*To do*.
Write every record out again exactly, and keep images out of it.

─── The input ───

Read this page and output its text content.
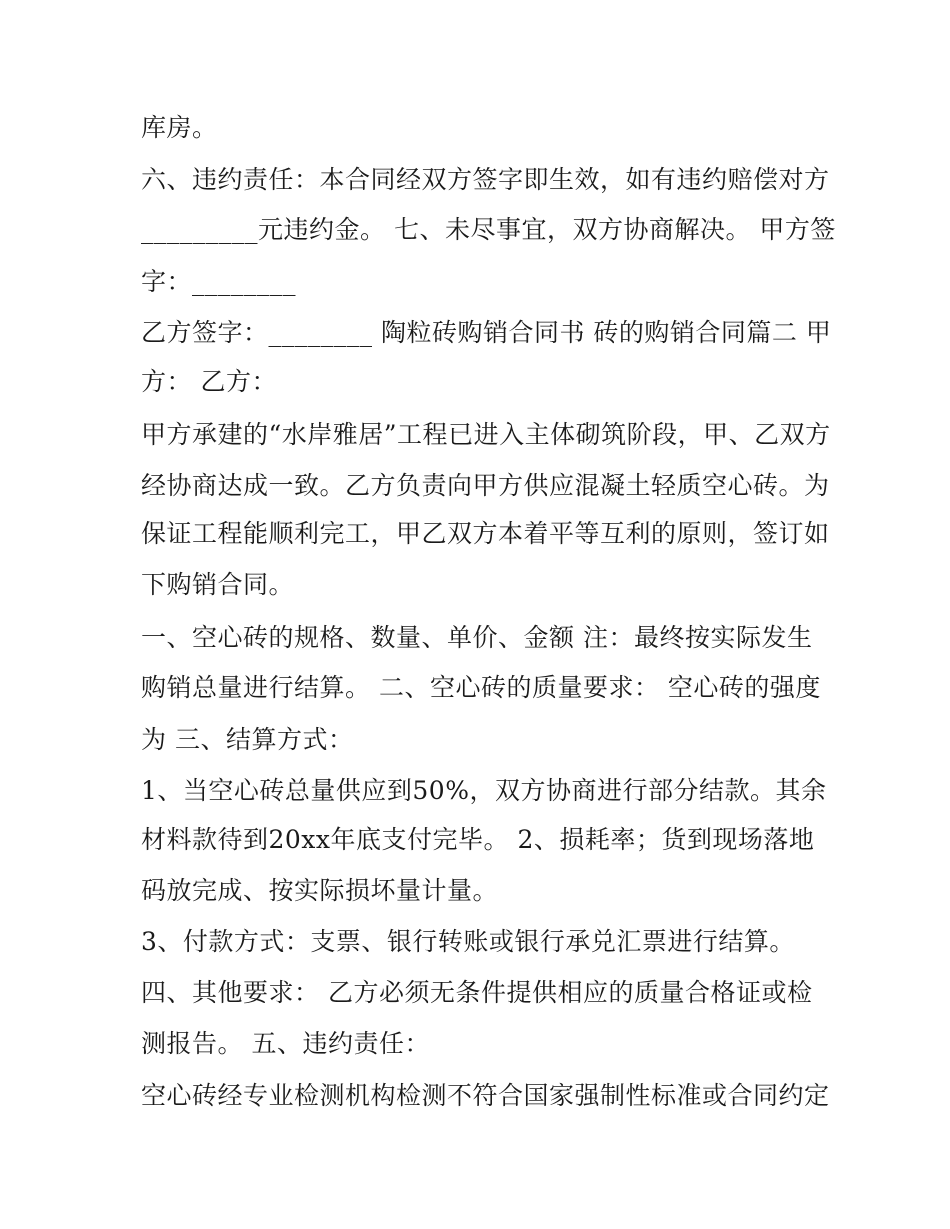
库房。
六、违约责任：本合同经双方签字即生效，如有违约赔偿对方
_________元违约金。 七、未尽事宜，双方协商解决。 甲方签
字：________
乙方签字：________ 陶粒砖购销合同书 砖的购销合同篇二 甲
方： 乙方：
甲方承建的“水岸雅居”工程已进入主体砌筑阶段，甲、乙双方
经协商达成一致。乙方负责向甲方供应混凝土轻质空心砖。为
保证工程能顺利完工，甲乙双方本着平等互利的原则，签订如
下购销合同。
一、空心砖的规格、数量、单价、金额 注：最终按实际发生
购销总量进行结算。 二、空心砖的质量要求： 空心砖的强度
为 三、结算方式：
1、当空心砖总量供应到50%，双方协商进行部分结款。其余
材料款待到20xx年底支付完毕。 2、损耗率；货到现场落地
码放完成、按实际损坏量计量。
3、付款方式：支票、银行转账或银行承兑汇票进行结算。
四、其他要求： 乙方必须无条件提供相应的质量合格证或检
测报告。 五、违约责任：
空心砖经专业检测机构检测不符合国家强制性标准或合同约定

───

*Solution for this problem*.
Read this page and output its text content.
库房。
六、违约责任：本合同经双方签字即生效，如有违约赔偿对方
_________元违约金。 七、未尽事宜，双方协商解决。 甲方签
字：________
乙方签字：________ 陶粒砖购销合同书 砖的购销合同篇二 甲
方： 乙方：
甲方承建的“水岸雅居”工程已进入主体砌筑阶段，甲、乙双方
经协商达成一致。乙方负责向甲方供应混凝土轻质空心砖。为
保证工程能顺利完工，甲乙双方本着平等互利的原则，签订如
下购销合同。
一、空心砖的规格、数量、单价、金额 注：最终按实际发生
购销总量进行结算。 二、空心砖的质量要求： 空心砖的强度
为 三、结算方式：
1、当空心砖总量供应到50%，双方协商进行部分结款。其余
材料款待到20xx年底支付完毕。 2、损耗率；货到现场落地
码放完成、按实际损坏量计量。
3、付款方式：支票、银行转账或银行承兑汇票进行结算。
四、其他要求： 乙方必须无条件提供相应的质量合格证或检
测报告。 五、违约责任：
空心砖经专业检测机构检测不符合国家强制性标准或合同约定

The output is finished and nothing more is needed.